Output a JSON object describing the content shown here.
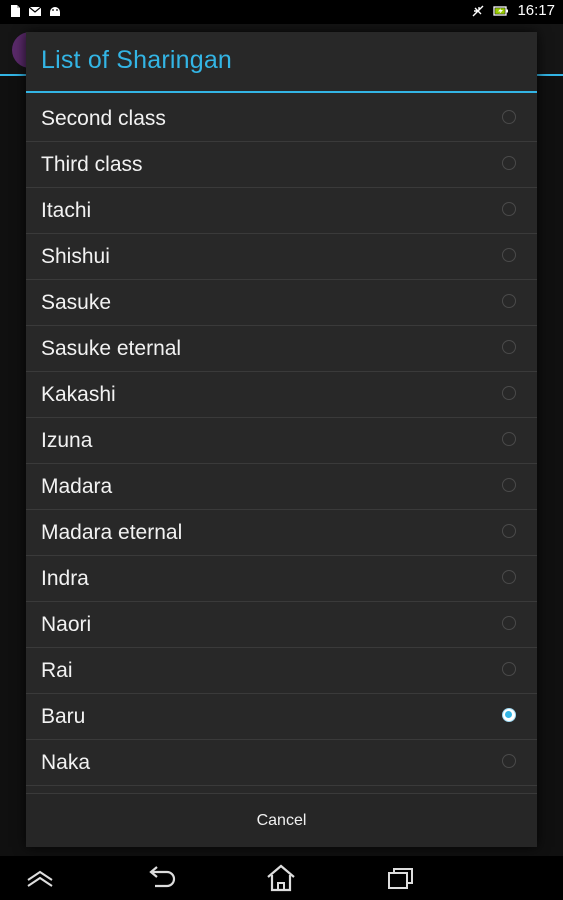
{
  "status_bar": {
    "time": "16:17",
    "left_icons": [
      "document-icon",
      "mail-icon",
      "android-icon"
    ],
    "right_icons": [
      "rotation-lock-icon",
      "battery-charging-icon"
    ]
  },
  "dialog": {
    "title": "List of Sharingan",
    "items": [
      {
        "label": "Second class",
        "selected": false
      },
      {
        "label": "Third class",
        "selected": false
      },
      {
        "label": "Itachi",
        "selected": false
      },
      {
        "label": "Shishui",
        "selected": false
      },
      {
        "label": "Sasuke",
        "selected": false
      },
      {
        "label": "Sasuke eternal",
        "selected": false
      },
      {
        "label": "Kakashi",
        "selected": false
      },
      {
        "label": "Izuna",
        "selected": false
      },
      {
        "label": "Madara",
        "selected": false
      },
      {
        "label": "Madara eternal",
        "selected": false
      },
      {
        "label": "Indra",
        "selected": false
      },
      {
        "label": "Naori",
        "selected": false
      },
      {
        "label": "Rai",
        "selected": false
      },
      {
        "label": "Baru",
        "selected": true
      },
      {
        "label": "Naka",
        "selected": false
      }
    ],
    "cancel_label": "Cancel"
  },
  "nav_bar": {
    "buttons": [
      "menu-up-icon",
      "back-icon",
      "home-icon",
      "recent-apps-icon"
    ]
  },
  "colors": {
    "accent": "#33b5e5",
    "dialog_bg": "#282828",
    "divider": "#3a3a3a",
    "text": "#f2f2f2"
  }
}
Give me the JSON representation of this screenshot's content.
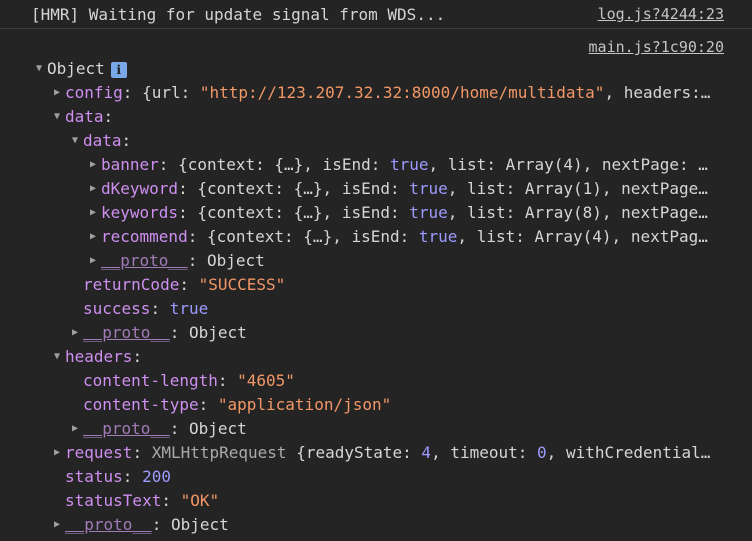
{
  "hmr": {
    "message": "[HMR] Waiting for update signal from WDS...",
    "source": "log.js?4244:23"
  },
  "group": {
    "source": "main.js?1c90:20"
  },
  "root": {
    "label": "Object",
    "info_icon": "info-icon",
    "info_text": "i"
  },
  "config": {
    "key": "config",
    "prefix": "{url: ",
    "url": "\"http://123.207.32.32:8000/home/multidata\"",
    "rest": ", headers:…"
  },
  "data": {
    "key": "data",
    "inner_key": "data",
    "banner": {
      "key": "banner",
      "a": "{context: {…}, isEnd: ",
      "isEnd": "true",
      "b": ", list: ",
      "list": "Array(4)",
      "c": ", nextPage: …"
    },
    "dKeyword": {
      "key": "dKeyword",
      "a": "{context: {…}, isEnd: ",
      "isEnd": "true",
      "b": ", list: ",
      "list": "Array(1)",
      "c": ", nextPage…"
    },
    "keywords": {
      "key": "keywords",
      "a": "{context: {…}, isEnd: ",
      "isEnd": "true",
      "b": ", list: ",
      "list": "Array(8)",
      "c": ", nextPage…"
    },
    "recommend": {
      "key": "recommend",
      "a": "{context: {…}, isEnd: ",
      "isEnd": "true",
      "b": ", list: ",
      "list": "Array(4)",
      "c": ", nextPag…"
    },
    "returnCode_key": "returnCode",
    "returnCode": "\"SUCCESS\"",
    "success_key": "success",
    "success": "true"
  },
  "headers": {
    "key": "headers",
    "content_length_key": "content-length",
    "content_length": "\"4605\"",
    "content_type_key": "content-type",
    "content_type": "\"application/json\""
  },
  "request": {
    "key": "request",
    "cls": "XMLHttpRequest",
    "a": " {readyState: ",
    "readyState": "4",
    "b": ", timeout: ",
    "timeout": "0",
    "c": ", withCredential…"
  },
  "status": {
    "key": "status",
    "value": "200"
  },
  "statusText": {
    "key": "statusText",
    "value": "\"OK\""
  },
  "proto": {
    "key": "__proto__",
    "value": "Object"
  },
  "sep": ": "
}
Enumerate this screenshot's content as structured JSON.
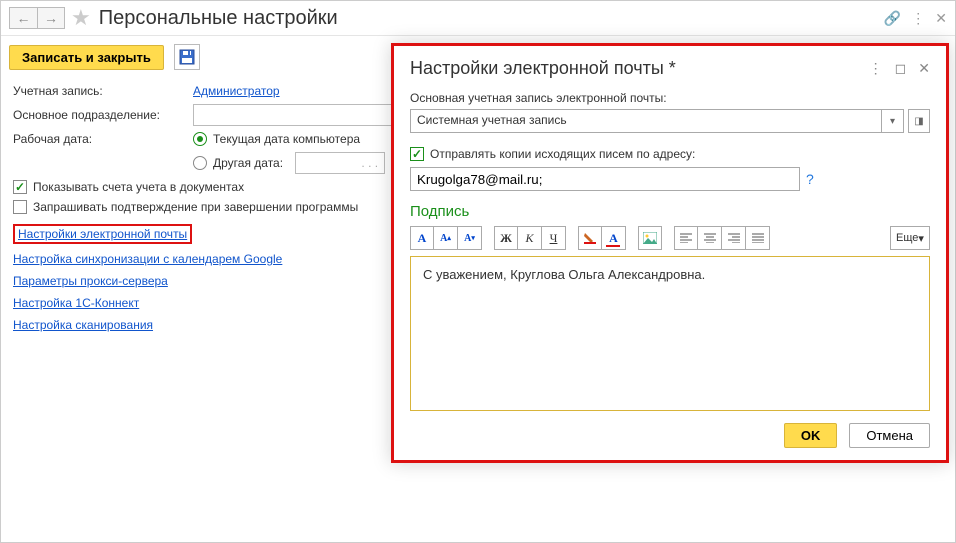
{
  "header": {
    "title": "Персональные настройки"
  },
  "toolbar": {
    "save_close_label": "Записать и закрыть"
  },
  "form": {
    "account_label": "Учетная запись:",
    "account_value": "Администратор",
    "dept_label": "Основное подразделение:",
    "workdate_label": "Рабочая дата:",
    "radio_current": "Текущая дата компьютера",
    "radio_other": "Другая дата:",
    "date_placeholder": ". . .",
    "cb_show_accounts": "Показывать счета учета в документах",
    "cb_confirm_exit": "Запрашивать подтверждение при завершении программы"
  },
  "links": {
    "email": "Настройки электронной почты",
    "google": "Настройка синхронизации с календарем Google",
    "proxy": "Параметры прокси-сервера",
    "connect": "Настройка 1С-Коннект",
    "scan": "Настройка сканирования"
  },
  "modal": {
    "title": "Настройки электронной почты *",
    "main_account_label": "Основная учетная запись электронной почты:",
    "main_account_value": "Системная учетная запись",
    "cb_send_copies": "Отправлять копии исходящих писем по адресу:",
    "email_value": "Krugolga78@mail.ru;",
    "signature_label": "Подпись",
    "more_btn": "Еще",
    "signature_text": "С уважением, Круглова Ольга Александровна.",
    "ok": "OK",
    "cancel": "Отмена"
  },
  "rte": {
    "fontA": "A",
    "bold": "Ж",
    "italic": "К",
    "underline": "Ч"
  }
}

════════════════════

> _Set task_: Starting at the line that contains "Enumerate this screenshot's", write out every line through the final line of the entries, word for word; skip any pictures.

> _Solution to the problem_:
Enumerate this screenshot's content as structured JSON.
{
  "header": {
    "title": "Персональные настройки"
  },
  "toolbar": {
    "save_close_label": "Записать и закрыть"
  },
  "form": {
    "account_label": "Учетная запись:",
    "account_value": "Администратор",
    "dept_label": "Основное подразделение:",
    "workdate_label": "Рабочая дата:",
    "radio_current": "Текущая дата компьютера",
    "radio_other": "Другая дата:",
    "date_placeholder": ". . .",
    "cb_show_accounts": "Показывать счета учета в документах",
    "cb_confirm_exit": "Запрашивать подтверждение при завершении программы"
  },
  "links": {
    "email": "Настройки электронной почты",
    "google": "Настройка синхронизации с календарем Google",
    "proxy": "Параметры прокси-сервера",
    "connect": "Настройка 1С-Коннект",
    "scan": "Настройка сканирования"
  },
  "modal": {
    "title": "Настройки электронной почты *",
    "main_account_label": "Основная учетная запись электронной почты:",
    "main_account_value": "Системная учетная запись",
    "cb_send_copies": "Отправлять копии исходящих писем по адресу:",
    "email_value": "Krugolga78@mail.ru;",
    "signature_label": "Подпись",
    "more_btn": "Еще",
    "signature_text": "С уважением, Круглова Ольга Александровна.",
    "ok": "OK",
    "cancel": "Отмена"
  },
  "rte": {
    "fontA": "A",
    "bold": "Ж",
    "italic": "К",
    "underline": "Ч"
  }
}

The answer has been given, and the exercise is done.